- [What is needed] Each record below should be repeated precisely as written.

- [Data]
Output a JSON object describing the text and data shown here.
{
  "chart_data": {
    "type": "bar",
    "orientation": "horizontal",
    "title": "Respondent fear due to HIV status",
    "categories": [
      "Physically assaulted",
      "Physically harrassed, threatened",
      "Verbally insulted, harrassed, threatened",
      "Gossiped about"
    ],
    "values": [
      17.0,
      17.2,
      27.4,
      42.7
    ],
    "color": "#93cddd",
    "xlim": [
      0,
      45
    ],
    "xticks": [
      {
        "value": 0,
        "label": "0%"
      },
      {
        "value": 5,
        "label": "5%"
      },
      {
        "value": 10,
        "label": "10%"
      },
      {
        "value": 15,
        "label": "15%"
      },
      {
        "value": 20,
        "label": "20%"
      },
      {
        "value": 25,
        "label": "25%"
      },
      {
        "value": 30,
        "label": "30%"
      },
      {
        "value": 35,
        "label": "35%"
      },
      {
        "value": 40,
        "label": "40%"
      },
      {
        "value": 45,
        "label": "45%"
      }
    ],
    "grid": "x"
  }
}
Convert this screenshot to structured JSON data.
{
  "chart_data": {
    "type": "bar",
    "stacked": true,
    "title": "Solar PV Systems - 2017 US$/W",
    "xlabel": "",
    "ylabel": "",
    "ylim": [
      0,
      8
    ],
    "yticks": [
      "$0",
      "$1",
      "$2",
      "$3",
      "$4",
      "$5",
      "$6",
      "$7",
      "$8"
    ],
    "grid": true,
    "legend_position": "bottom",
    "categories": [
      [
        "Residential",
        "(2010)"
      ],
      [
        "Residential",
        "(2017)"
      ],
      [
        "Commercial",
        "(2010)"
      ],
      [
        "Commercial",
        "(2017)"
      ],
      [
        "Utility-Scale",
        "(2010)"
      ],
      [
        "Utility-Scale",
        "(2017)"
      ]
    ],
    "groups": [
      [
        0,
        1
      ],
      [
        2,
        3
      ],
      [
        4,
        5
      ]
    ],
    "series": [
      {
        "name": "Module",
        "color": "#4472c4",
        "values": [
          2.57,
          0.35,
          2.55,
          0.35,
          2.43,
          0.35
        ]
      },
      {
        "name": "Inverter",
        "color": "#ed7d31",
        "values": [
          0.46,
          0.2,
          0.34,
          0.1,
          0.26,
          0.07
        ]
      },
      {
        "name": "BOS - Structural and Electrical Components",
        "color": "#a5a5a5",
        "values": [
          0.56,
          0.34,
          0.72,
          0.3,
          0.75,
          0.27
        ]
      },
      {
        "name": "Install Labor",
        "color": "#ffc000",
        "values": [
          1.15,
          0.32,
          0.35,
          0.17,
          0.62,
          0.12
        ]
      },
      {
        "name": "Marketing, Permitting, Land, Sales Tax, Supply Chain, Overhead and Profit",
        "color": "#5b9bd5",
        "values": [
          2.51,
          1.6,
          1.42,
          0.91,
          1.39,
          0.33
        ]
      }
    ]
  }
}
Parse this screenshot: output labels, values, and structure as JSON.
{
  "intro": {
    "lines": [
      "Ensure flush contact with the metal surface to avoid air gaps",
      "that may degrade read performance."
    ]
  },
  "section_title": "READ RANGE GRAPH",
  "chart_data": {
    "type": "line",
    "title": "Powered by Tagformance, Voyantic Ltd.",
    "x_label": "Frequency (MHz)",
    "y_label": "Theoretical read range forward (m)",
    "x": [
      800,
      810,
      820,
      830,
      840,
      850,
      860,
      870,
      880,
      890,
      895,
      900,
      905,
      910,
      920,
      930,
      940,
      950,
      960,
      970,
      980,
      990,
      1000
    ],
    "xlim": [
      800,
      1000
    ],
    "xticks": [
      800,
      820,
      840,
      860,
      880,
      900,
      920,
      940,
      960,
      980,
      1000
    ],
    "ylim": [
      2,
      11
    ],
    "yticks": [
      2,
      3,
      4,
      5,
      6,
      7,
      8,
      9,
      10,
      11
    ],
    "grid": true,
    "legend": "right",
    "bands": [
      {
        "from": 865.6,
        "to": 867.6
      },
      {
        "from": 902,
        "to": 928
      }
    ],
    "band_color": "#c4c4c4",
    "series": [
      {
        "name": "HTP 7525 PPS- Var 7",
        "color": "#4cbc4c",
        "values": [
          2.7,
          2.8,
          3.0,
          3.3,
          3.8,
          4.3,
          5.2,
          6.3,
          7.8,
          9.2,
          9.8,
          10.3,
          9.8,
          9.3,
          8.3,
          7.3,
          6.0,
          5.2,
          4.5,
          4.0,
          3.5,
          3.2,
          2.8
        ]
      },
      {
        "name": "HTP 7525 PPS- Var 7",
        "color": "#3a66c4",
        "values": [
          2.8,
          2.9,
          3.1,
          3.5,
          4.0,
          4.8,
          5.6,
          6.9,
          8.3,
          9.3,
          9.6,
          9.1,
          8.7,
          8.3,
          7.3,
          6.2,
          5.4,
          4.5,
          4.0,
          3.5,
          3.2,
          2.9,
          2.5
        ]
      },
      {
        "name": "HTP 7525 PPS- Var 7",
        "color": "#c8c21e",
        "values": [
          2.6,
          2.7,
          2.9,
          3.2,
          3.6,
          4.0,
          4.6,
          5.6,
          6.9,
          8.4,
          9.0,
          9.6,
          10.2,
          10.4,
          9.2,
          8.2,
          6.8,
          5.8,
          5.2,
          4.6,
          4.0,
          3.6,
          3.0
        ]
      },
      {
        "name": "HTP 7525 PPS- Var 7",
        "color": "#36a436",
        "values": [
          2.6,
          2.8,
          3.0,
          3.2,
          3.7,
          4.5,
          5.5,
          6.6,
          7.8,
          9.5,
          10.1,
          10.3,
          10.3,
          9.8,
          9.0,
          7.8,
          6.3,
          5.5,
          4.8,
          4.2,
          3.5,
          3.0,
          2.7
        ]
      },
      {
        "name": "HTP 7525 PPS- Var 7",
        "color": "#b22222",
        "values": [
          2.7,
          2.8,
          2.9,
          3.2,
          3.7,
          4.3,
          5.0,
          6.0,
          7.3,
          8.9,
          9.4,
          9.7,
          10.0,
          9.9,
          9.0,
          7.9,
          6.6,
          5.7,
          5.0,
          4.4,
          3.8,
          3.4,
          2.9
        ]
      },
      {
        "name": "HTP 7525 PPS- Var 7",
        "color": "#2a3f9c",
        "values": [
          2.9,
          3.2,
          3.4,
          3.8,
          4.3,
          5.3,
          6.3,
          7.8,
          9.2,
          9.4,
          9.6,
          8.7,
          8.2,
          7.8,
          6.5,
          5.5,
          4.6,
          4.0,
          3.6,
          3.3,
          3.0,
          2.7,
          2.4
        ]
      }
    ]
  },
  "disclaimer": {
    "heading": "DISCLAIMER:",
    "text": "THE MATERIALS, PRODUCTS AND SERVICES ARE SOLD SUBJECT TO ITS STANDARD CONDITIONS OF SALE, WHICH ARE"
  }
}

- [Problem solution]
Output a JSON object describing the text and data shown here.
{
  "chart_data": {
    "type": "bar",
    "orientation": "horizontal",
    "title": "Respondent fear due to HIV status",
    "categories": [
      "Physically assaulted",
      "Physically harrassed, threatened",
      "Verbally insulted, harrassed, threatened",
      "Gossiped about"
    ],
    "values": [
      17.0,
      17.2,
      27.4,
      42.7
    ],
    "color": "#93cddd",
    "xlim": [
      0,
      45
    ],
    "xticks": [
      {
        "value": 0,
        "label": "0%"
      },
      {
        "value": 5,
        "label": "5%"
      },
      {
        "value": 10,
        "label": "10%"
      },
      {
        "value": 15,
        "label": "15%"
      },
      {
        "value": 20,
        "label": "20%"
      },
      {
        "value": 25,
        "label": "25%"
      },
      {
        "value": 30,
        "label": "30%"
      },
      {
        "value": 35,
        "label": "35%"
      },
      {
        "value": 40,
        "label": "40%"
      },
      {
        "value": 45,
        "label": "45%"
      }
    ],
    "grid": "x"
  }
}
Convert this screenshot to structured JSON data.
{
  "chart_data": {
    "type": "bar",
    "stacked": true,
    "title": "Solar PV Systems - 2017 US$/W",
    "xlabel": "",
    "ylabel": "",
    "ylim": [
      0,
      8
    ],
    "yticks": [
      "$0",
      "$1",
      "$2",
      "$3",
      "$4",
      "$5",
      "$6",
      "$7",
      "$8"
    ],
    "grid": true,
    "legend_position": "bottom",
    "categories": [
      [
        "Residential",
        "(2010)"
      ],
      [
        "Residential",
        "(2017)"
      ],
      [
        "Commercial",
        "(2010)"
      ],
      [
        "Commercial",
        "(2017)"
      ],
      [
        "Utility-Scale",
        "(2010)"
      ],
      [
        "Utility-Scale",
        "(2017)"
      ]
    ],
    "groups": [
      [
        0,
        1
      ],
      [
        2,
        3
      ],
      [
        4,
        5
      ]
    ],
    "series": [
      {
        "name": "Module",
        "color": "#4472c4",
        "values": [
          2.57,
          0.35,
          2.55,
          0.35,
          2.43,
          0.35
        ]
      },
      {
        "name": "Inverter",
        "color": "#ed7d31",
        "values": [
          0.46,
          0.2,
          0.34,
          0.1,
          0.26,
          0.07
        ]
      },
      {
        "name": "BOS - Structural and Electrical Components",
        "color": "#a5a5a5",
        "values": [
          0.56,
          0.34,
          0.72,
          0.3,
          0.75,
          0.27
        ]
      },
      {
        "name": "Install Labor",
        "color": "#ffc000",
        "values": [
          1.15,
          0.32,
          0.35,
          0.17,
          0.62,
          0.12
        ]
      },
      {
        "name": "Marketing, Permitting, Land, Sales Tax, Supply Chain, Overhead and Profit",
        "color": "#5b9bd5",
        "values": [
          2.51,
          1.6,
          1.42,
          0.91,
          1.39,
          0.33
        ]
      }
    ]
  }
}
Parse this screenshot: output labels, values, and structure as JSON.
{
  "intro": {
    "lines": [
      "Ensure flush contact with the metal surface to avoid air gaps",
      "that may degrade read performance."
    ]
  },
  "section_title": "READ RANGE GRAPH",
  "chart_data": {
    "type": "line",
    "title": "Powered by Tagformance, Voyantic Ltd.",
    "x_label": "Frequency (MHz)",
    "y_label": "Theoretical read range forward (m)",
    "x": [
      800,
      810,
      820,
      830,
      840,
      850,
      860,
      870,
      880,
      890,
      895,
      900,
      905,
      910,
      920,
      930,
      940,
      950,
      960,
      970,
      980,
      990,
      1000
    ],
    "xlim": [
      800,
      1000
    ],
    "xticks": [
      800,
      820,
      840,
      860,
      880,
      900,
      920,
      940,
      960,
      980,
      1000
    ],
    "ylim": [
      2,
      11
    ],
    "yticks": [
      2,
      3,
      4,
      5,
      6,
      7,
      8,
      9,
      10,
      11
    ],
    "grid": true,
    "legend": "right",
    "bands": [
      {
        "from": 865.6,
        "to": 867.6
      },
      {
        "from": 902,
        "to": 928
      }
    ],
    "band_color": "#c4c4c4",
    "series": [
      {
        "name": "HTP 7525 PPS- Var 7",
        "color": "#4cbc4c",
        "values": [
          2.7,
          2.8,
          3.0,
          3.3,
          3.8,
          4.3,
          5.2,
          6.3,
          7.8,
          9.2,
          9.8,
          10.3,
          9.8,
          9.3,
          8.3,
          7.3,
          6.0,
          5.2,
          4.5,
          4.0,
          3.5,
          3.2,
          2.8
        ]
      },
      {
        "name": "HTP 7525 PPS- Var 7",
        "color": "#3a66c4",
        "values": [
          2.8,
          2.9,
          3.1,
          3.5,
          4.0,
          4.8,
          5.6,
          6.9,
          8.3,
          9.3,
          9.6,
          9.1,
          8.7,
          8.3,
          7.3,
          6.2,
          5.4,
          4.5,
          4.0,
          3.5,
          3.2,
          2.9,
          2.5
        ]
      },
      {
        "name": "HTP 7525 PPS- Var 7",
        "color": "#c8c21e",
        "values": [
          2.6,
          2.7,
          2.9,
          3.2,
          3.6,
          4.0,
          4.6,
          5.6,
          6.9,
          8.4,
          9.0,
          9.6,
          10.2,
          10.4,
          9.2,
          8.2,
          6.8,
          5.8,
          5.2,
          4.6,
          4.0,
          3.6,
          3.0
        ]
      },
      {
        "name": "HTP 7525 PPS- Var 7",
        "color": "#36a436",
        "values": [
          2.6,
          2.8,
          3.0,
          3.2,
          3.7,
          4.5,
          5.5,
          6.6,
          7.8,
          9.5,
          10.1,
          10.3,
          10.3,
          9.8,
          9.0,
          7.8,
          6.3,
          5.5,
          4.8,
          4.2,
          3.5,
          3.0,
          2.7
        ]
      },
      {
        "name": "HTP 7525 PPS- Var 7",
        "color": "#b22222",
        "values": [
          2.7,
          2.8,
          2.9,
          3.2,
          3.7,
          4.3,
          5.0,
          6.0,
          7.3,
          8.9,
          9.4,
          9.7,
          10.0,
          9.9,
          9.0,
          7.9,
          6.6,
          5.7,
          5.0,
          4.4,
          3.8,
          3.4,
          2.9
        ]
      },
      {
        "name": "HTP 7525 PPS- Var 7",
        "color": "#2a3f9c",
        "values": [
          2.9,
          3.2,
          3.4,
          3.8,
          4.3,
          5.3,
          6.3,
          7.8,
          9.2,
          9.4,
          9.6,
          8.7,
          8.2,
          7.8,
          6.5,
          5.5,
          4.6,
          4.0,
          3.6,
          3.3,
          3.0,
          2.7,
          2.4
        ]
      }
    ]
  },
  "disclaimer": {
    "heading": "DISCLAIMER:",
    "text": "THE MATERIALS, PRODUCTS AND SERVICES ARE SOLD SUBJECT TO ITS STANDARD CONDITIONS OF SALE, WHICH ARE"
  }
}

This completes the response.